§ PROBLEM TO WORK ON
Print the entries verbatim, leaving out the images they contain.

:::

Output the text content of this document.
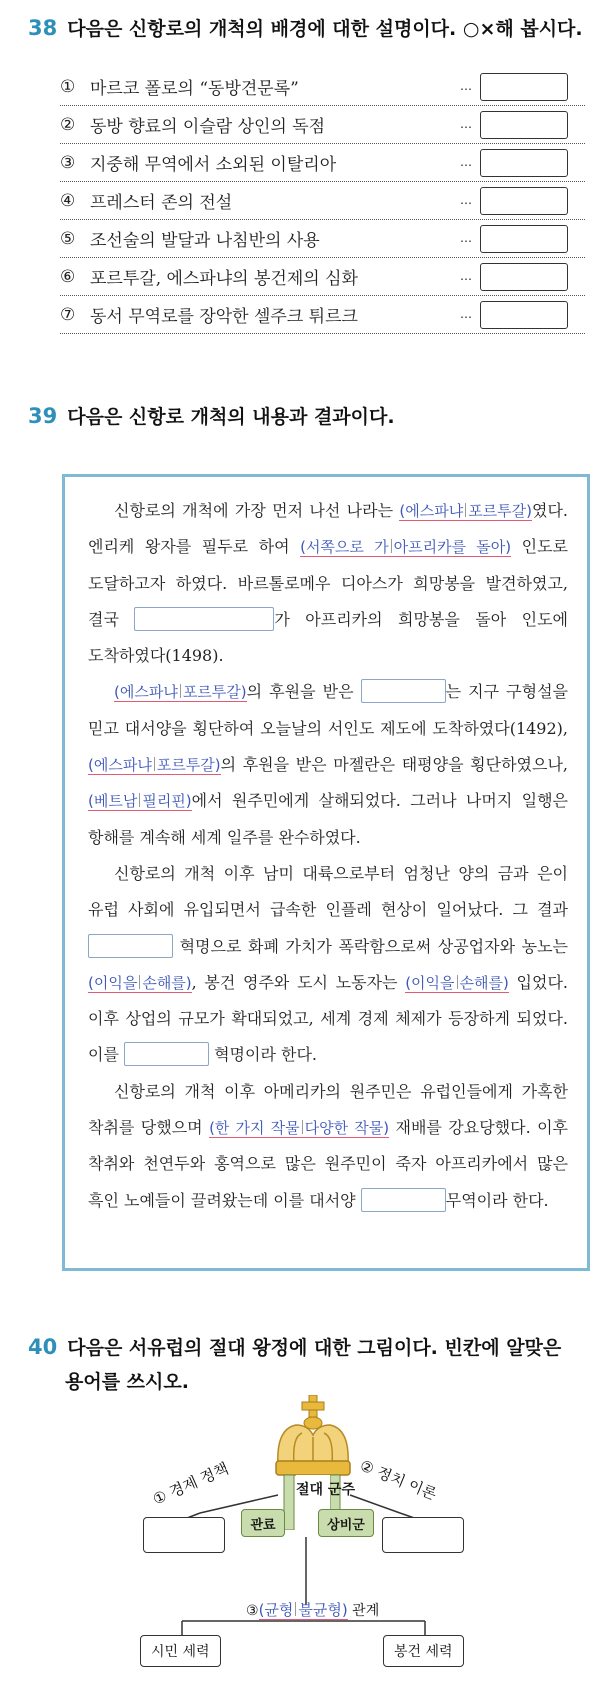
38 다음은 신항로의 개척의 배경에 대한 설명이다. ○×해 봅시다.
① 마르코 폴로의 “동방견문록”	⋯
② 동방 향료의 이슬람 상인의 독점	⋯
③ 지중해 무역에서 소외된 이탈리아	⋯
④ 프레스터 존의 전설	⋯
⑤ 조선술의 발달과 나침반의 사용	⋯
⑥ 포르투갈, 에스파냐의 봉건제의 심화	⋯
⑦ 동서 무역로를 장악한 셀주크 튀르크	⋯
39 다음은 신항로 개척의 내용과 결과이다.

신항로의 개척에 가장 먼저 나선 나라는 (에스파냐 포르투갈)였다. 엔리케 왕자를 필두로 하여 (서쪽으로 가 아프리카를 돌아) 인도로 도달하고자 하였다. 바르톨로메우 디아스가 희망봉을 발견하였고, 결국	가 아프리카의 희망봉을 돌아 인도에 도착하였다(1498).

(에스파냐 포르투갈)의 후원을 받은	는 지구 구형설을 믿고 대서양을 횡단하여 오늘날의 서인도 제도에 도착하였다(1492), (에스파냐 포르투갈)의 후원을 받은 마젤란은 태평양을 횡단하였으나, (베트남 필리핀)에서 원주민에게 살해되었다. 그러나 나머지 일행은 항해를 계속해 세계 일주를 완수하였다.

신항로의 개척 이후 남미 대륙으로부터 엄청난 양의 금과 은이 유럽 사회에 유입되면서 급속한 인플레 현상이 일어났다. 그 결과  혁명으로 화폐 가치가 폭락함으로써 상공업자와 농노는 (이익을 손해를), 봉건 영주와 도시 노동자는 (이익을 손해를) 입었다. 이후 상업의 규모가 확대되었고, 세계 경제 체제가 등장하게 되었다. 이를	혁명이라 한다.

신항로의 개척 이후 아메리카의 원주민은 유럽인들에게 가혹한 착취를 당했으며 (한 가지 작물 다양한 작물) 재배를 강요당했다. 이후 착취와 천연두와 홍역으로 많은 원주민이 죽자 아프리카에서 많은 흑인 노예들이 끌려왔는데 이를 대서양	무역이라 한다.

40 다음은 서유럽의 절대 왕정에 대한 그림이다. 빈칸에 알맞은
용어를 쓰시오.
절대 군주
① 경제 정책	② 정치 이론
관료	상비군
③(균형 불균형) 관계
시민 세력	봉건 세력
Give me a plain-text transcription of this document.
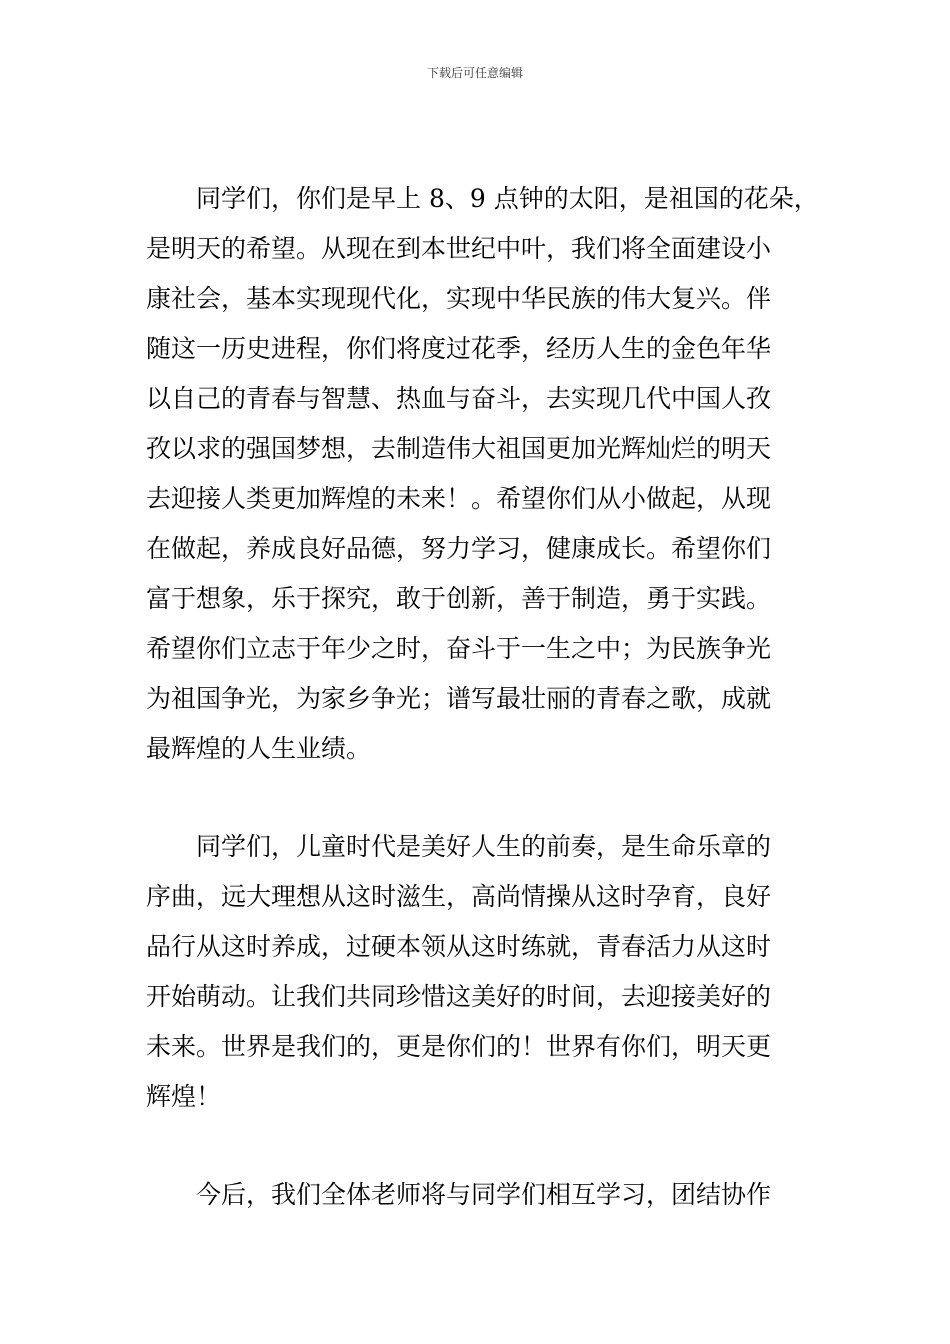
下载后可任意编辑
同学们，你们是早上 8、9 点钟的太阳，是祖国的花朵，
是明天的希望。从现在到本世纪中叶，我们将全面建设小
康社会，基本实现现代化，实现中华民族的伟大复兴。伴
随这一历史进程，你们将度过花季，经历人生的金色年华
以自己的青春与智慧、热血与奋斗，去实现几代中国人孜
孜以求的强国梦想，去制造伟大祖国更加光辉灿烂的明天
去迎接人类更加辉煌的未来！。希望你们从小做起，从现
在做起，养成良好品德，努力学习，健康成长。希望你们
富于想象，乐于探究，敢于创新，善于制造，勇于实践。
希望你们立志于年少之时，奋斗于一生之中；为民族争光
为祖国争光，为家乡争光；谱写最壮丽的青春之歌，成就
最辉煌的人生业绩。
同学们，儿童时代是美好人生的前奏，是生命乐章的
序曲，远大理想从这时滋生，高尚情操从这时孕育，良好
品行从这时养成，过硬本领从这时练就，青春活力从这时
开始萌动。让我们共同珍惜这美好的时间，去迎接美好的
未来。世界是我们的，更是你们的！世界有你们，明天更
辉煌！
今后，我们全体老师将与同学们相互学习，团结协作
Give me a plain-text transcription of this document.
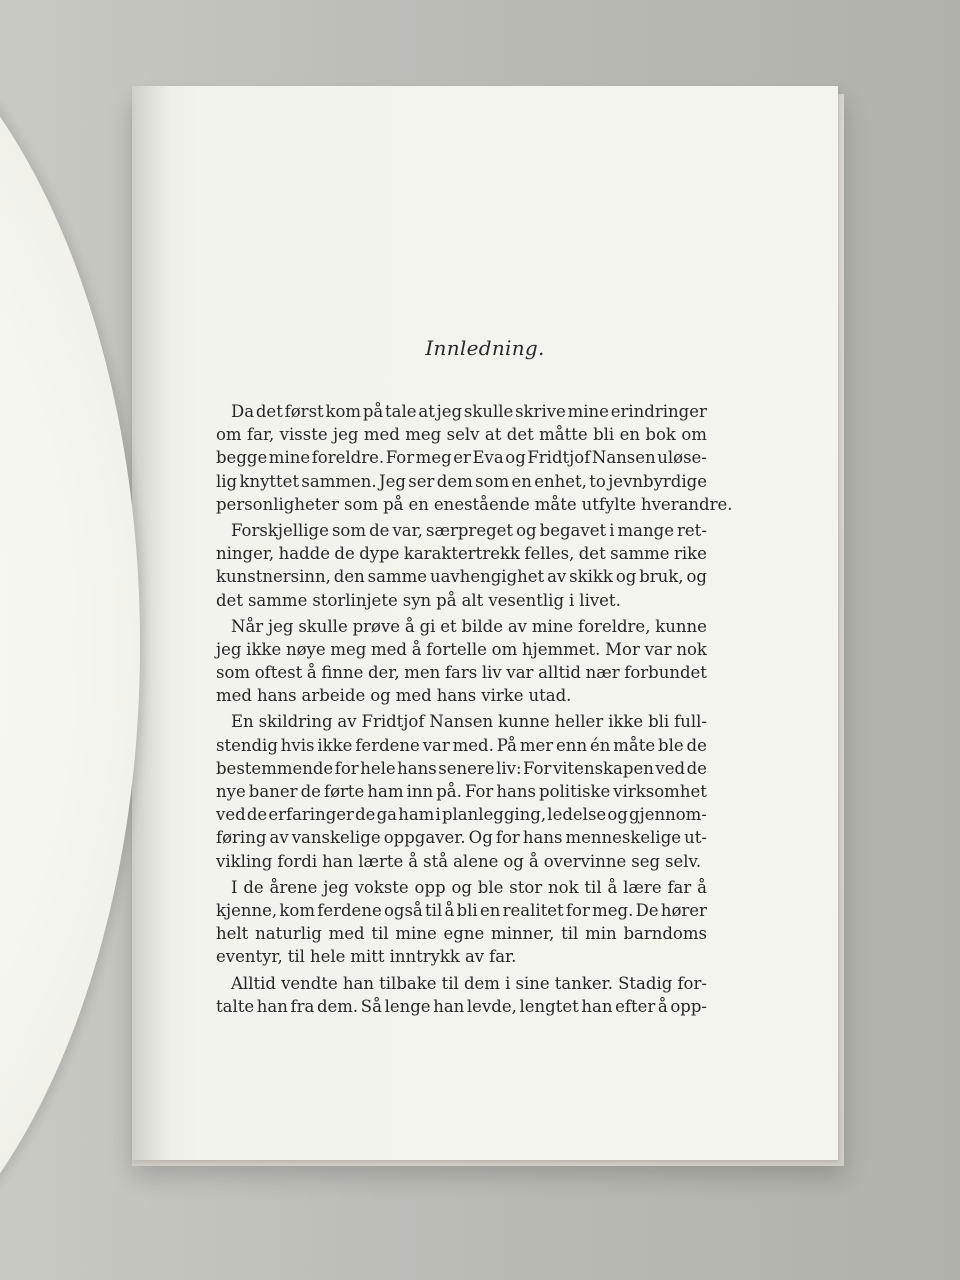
Innledning.
Da det først kom på tale at jeg skulle skrive mine erindringer
om far, visste jeg med meg selv at det måtte bli en bok om
begge mine foreldre. For meg er Eva og Fridtjof Nansen uløse-
lig knyttet sammen. Jeg ser dem som en enhet, to jevnbyrdige
personligheter som på en enestående måte utfylte hverandre.
Forskjellige som de var, særpreget og begavet i mange ret-
ninger, hadde de dype karaktertrekk felles, det samme rike
kunstnersinn, den samme uavhengighet av skikk og bruk, og
det samme storlinjete syn på alt vesentlig i livet.
Når jeg skulle prøve å gi et bilde av mine foreldre, kunne
jeg ikke nøye meg med å fortelle om hjemmet. Mor var nok
som oftest å finne der, men fars liv var alltid nær forbundet
med hans arbeide og med hans virke utad.
En skildring av Fridtjof Nansen kunne heller ikke bli full-
stendig hvis ikke ferdene var med. På mer enn én måte ble de
bestemmende for hele hans senere liv: For vitenskapen ved de
nye baner de førte ham inn på. For hans politiske virksomhet
ved de erfaringer de ga ham i planlegging, ledelse og gjennom-
føring av vanskelige oppgaver. Og for hans menneskelige ut-
vikling fordi han lærte å stå alene og å overvinne seg selv.
I de årene jeg vokste opp og ble stor nok til å lære far å
kjenne, kom ferdene også til å bli en realitet for meg. De hører
helt naturlig med til mine egne minner, til min barndoms
eventyr, til hele mitt inntrykk av far.
Alltid vendte han tilbake til dem i sine tanker. Stadig for-
talte han fra dem. Så lenge han levde, lengtet han efter å opp-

:::

§ TASK SOLUTION
Output the text content of this document.
38 다음은 신항로의 개척의 배경에 대한 설명이다. ○×해 봅시다.
① 마르코 폴로의 “동방견문록”	⋯
② 동방 향료의 이슬람 상인의 독점	⋯
③ 지중해 무역에서 소외된 이탈리아	⋯
④ 프레스터 존의 전설	⋯
⑤ 조선술의 발달과 나침반의 사용	⋯
⑥ 포르투갈, 에스파냐의 봉건제의 심화	⋯
⑦ 동서 무역로를 장악한 셀주크 튀르크	⋯
39 다음은 신항로 개척의 내용과 결과이다.

신항로의 개척에 가장 먼저 나선 나라는 (에스파냐 포르투갈)였다. 엔리케 왕자를 필두로 하여 (서쪽으로 가 아프리카를 돌아) 인도로 도달하고자 하였다. 바르톨로메우 디아스가 희망봉을 발견하였고, 결국	가 아프리카의 희망봉을 돌아 인도에 도착하였다(1498).

(에스파냐 포르투갈)의 후원을 받은	는 지구 구형설을 믿고 대서양을 횡단하여 오늘날의 서인도 제도에 도착하였다(1492), (에스파냐 포르투갈)의 후원을 받은 마젤란은 태평양을 횡단하였으나, (베트남 필리핀)에서 원주민에게 살해되었다. 그러나 나머지 일행은 항해를 계속해 세계 일주를 완수하였다.

신항로의 개척 이후 남미 대륙으로부터 엄청난 양의 금과 은이 유럽 사회에 유입되면서 급속한 인플레 현상이 일어났다. 그 결과  혁명으로 화폐 가치가 폭락함으로써 상공업자와 농노는 (이익을 손해를), 봉건 영주와 도시 노동자는 (이익을 손해를) 입었다. 이후 상업의 규모가 확대되었고, 세계 경제 체제가 등장하게 되었다. 이를	혁명이라 한다.

신항로의 개척 이후 아메리카의 원주민은 유럽인들에게 가혹한 착취를 당했으며 (한 가지 작물 다양한 작물) 재배를 강요당했다. 이후 착취와 천연두와 홍역으로 많은 원주민이 죽자 아프리카에서 많은 흑인 노예들이 끌려왔는데 이를 대서양	무역이라 한다.

40 다음은 서유럽의 절대 왕정에 대한 그림이다. 빈칸에 알맞은
용어를 쓰시오.
절대 군주
① 경제 정책	② 정치 이론
관료	상비군
③(균형 불균형) 관계
시민 세력	봉건 세력
Give me a plain-text transcription of this document.
下载后可任意编辑
同学们，你们是早上 8、9 点钟的太阳，是祖国的花朵，
是明天的希望。从现在到本世纪中叶，我们将全面建设小
康社会，基本实现现代化，实现中华民族的伟大复兴。伴
随这一历史进程，你们将度过花季，经历人生的金色年华
以自己的青春与智慧、热血与奋斗，去实现几代中国人孜
孜以求的强国梦想，去制造伟大祖国更加光辉灿烂的明天
去迎接人类更加辉煌的未来！。希望你们从小做起，从现
在做起，养成良好品德，努力学习，健康成长。希望你们
富于想象，乐于探究，敢于创新，善于制造，勇于实践。
希望你们立志于年少之时，奋斗于一生之中；为民族争光
为祖国争光，为家乡争光；谱写最壮丽的青春之歌，成就
最辉煌的人生业绩。
同学们，儿童时代是美好人生的前奏，是生命乐章的
序曲，远大理想从这时滋生，高尚情操从这时孕育，良好
品行从这时养成，过硬本领从这时练就，青春活力从这时
开始萌动。让我们共同珍惜这美好的时间，去迎接美好的
未来。世界是我们的，更是你们的！世界有你们，明天更
辉煌！
今后，我们全体老师将与同学们相互学习，团结协作
Give me a plain-text transcription of this document.
Innledning.
Da det først kom på tale at jeg skulle skrive mine erindringer
om far, visste jeg med meg selv at det måtte bli en bok om
begge mine foreldre. For meg er Eva og Fridtjof Nansen uløse-
lig knyttet sammen. Jeg ser dem som en enhet, to jevnbyrdige
personligheter som på en enestående måte utfylte hverandre.
Forskjellige som de var, særpreget og begavet i mange ret-
ninger, hadde de dype karaktertrekk felles, det samme rike
kunstnersinn, den samme uavhengighet av skikk og bruk, og
det samme storlinjete syn på alt vesentlig i livet.
Når jeg skulle prøve å gi et bilde av mine foreldre, kunne
jeg ikke nøye meg med å fortelle om hjemmet. Mor var nok
som oftest å finne der, men fars liv var alltid nær forbundet
med hans arbeide og med hans virke utad.
En skildring av Fridtjof Nansen kunne heller ikke bli full-
stendig hvis ikke ferdene var med. På mer enn én måte ble de
bestemmende for hele hans senere liv: For vitenskapen ved de
nye baner de førte ham inn på. For hans politiske virksomhet
ved de erfaringer de ga ham i planlegging, ledelse og gjennom-
føring av vanskelige oppgaver. Og for hans menneskelige ut-
vikling fordi han lærte å stå alene og å overvinne seg selv.
I de årene jeg vokste opp og ble stor nok til å lære far å
kjenne, kom ferdene også til å bli en realitet for meg. De hører
helt naturlig med til mine egne minner, til min barndoms
eventyr, til hele mitt inntrykk av far.
Alltid vendte han tilbake til dem i sine tanker. Stadig for-
talte han fra dem. Så lenge han levde, lengtet han efter å opp-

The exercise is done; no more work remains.